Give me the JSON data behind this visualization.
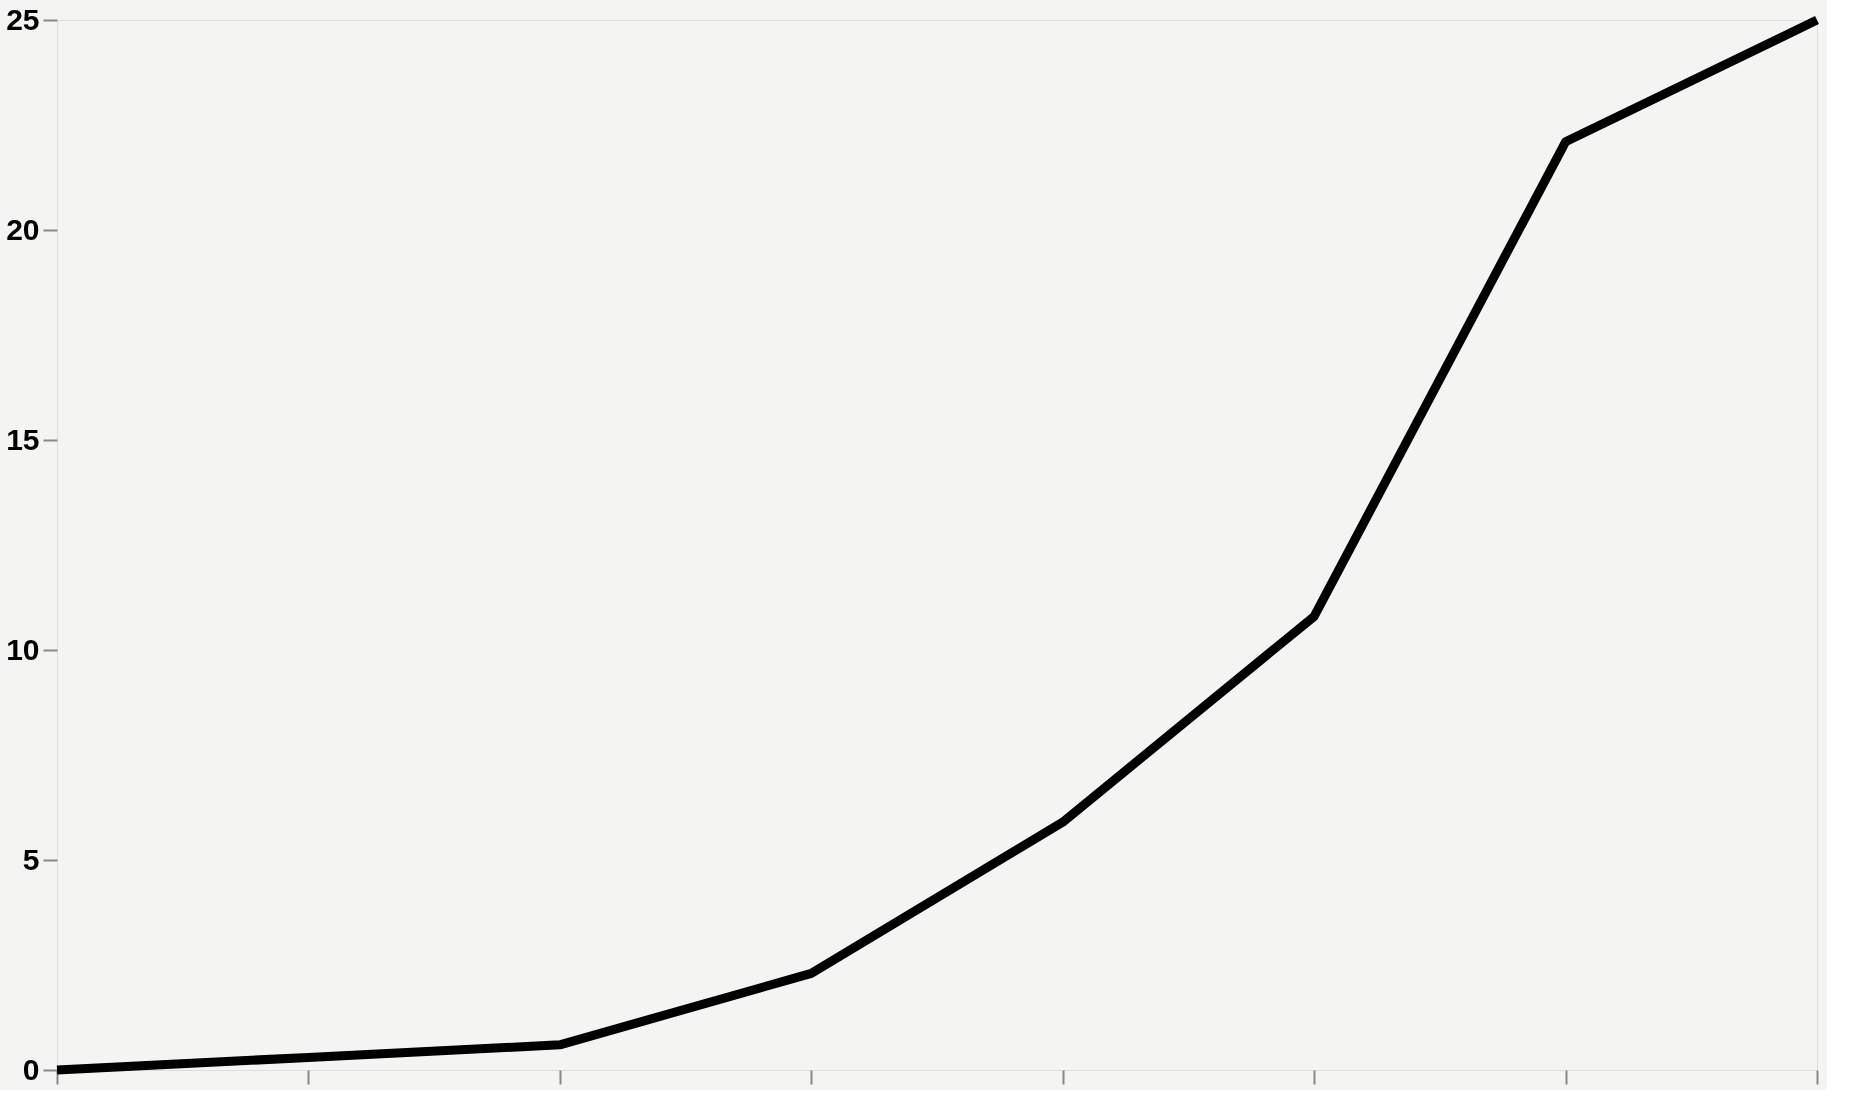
{
  "chart_data": {
    "type": "line",
    "categories": [
      null,
      null,
      null,
      null,
      null,
      null,
      null,
      null
    ],
    "series": [
      {
        "color": "#000000",
        "values": [
          0,
          0.3,
          0.6,
          2.3,
          5.9,
          10.8,
          22.1,
          25
        ]
      }
    ],
    "ylim": [
      0,
      25
    ],
    "yticks": [
      0,
      5,
      10,
      15,
      20,
      25
    ],
    "grid": false,
    "tick_labels": "y",
    "marker": "none",
    "line_style": "solid"
  }
}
—————
● **WHAT IS NEEDED**
All of the entries need to be transcribed word for word; pictures are left out.

● **WRITTEN SOLUTION**
Give me the JSON data behind this visualization.
{
  "chart_data": {
    "type": "line",
    "categories": [
      null,
      null,
      null,
      null,
      null,
      null,
      null,
      null
    ],
    "series": [
      {
        "color": "#000000",
        "values": [
          0,
          0.3,
          0.6,
          2.3,
          5.9,
          10.8,
          22.1,
          25
        ]
      }
    ],
    "ylim": [
      0,
      25
    ],
    "yticks": [
      0,
      5,
      10,
      15,
      20,
      25
    ],
    "grid": false,
    "tick_labels": "y",
    "marker": "none",
    "line_style": "solid"
  }
}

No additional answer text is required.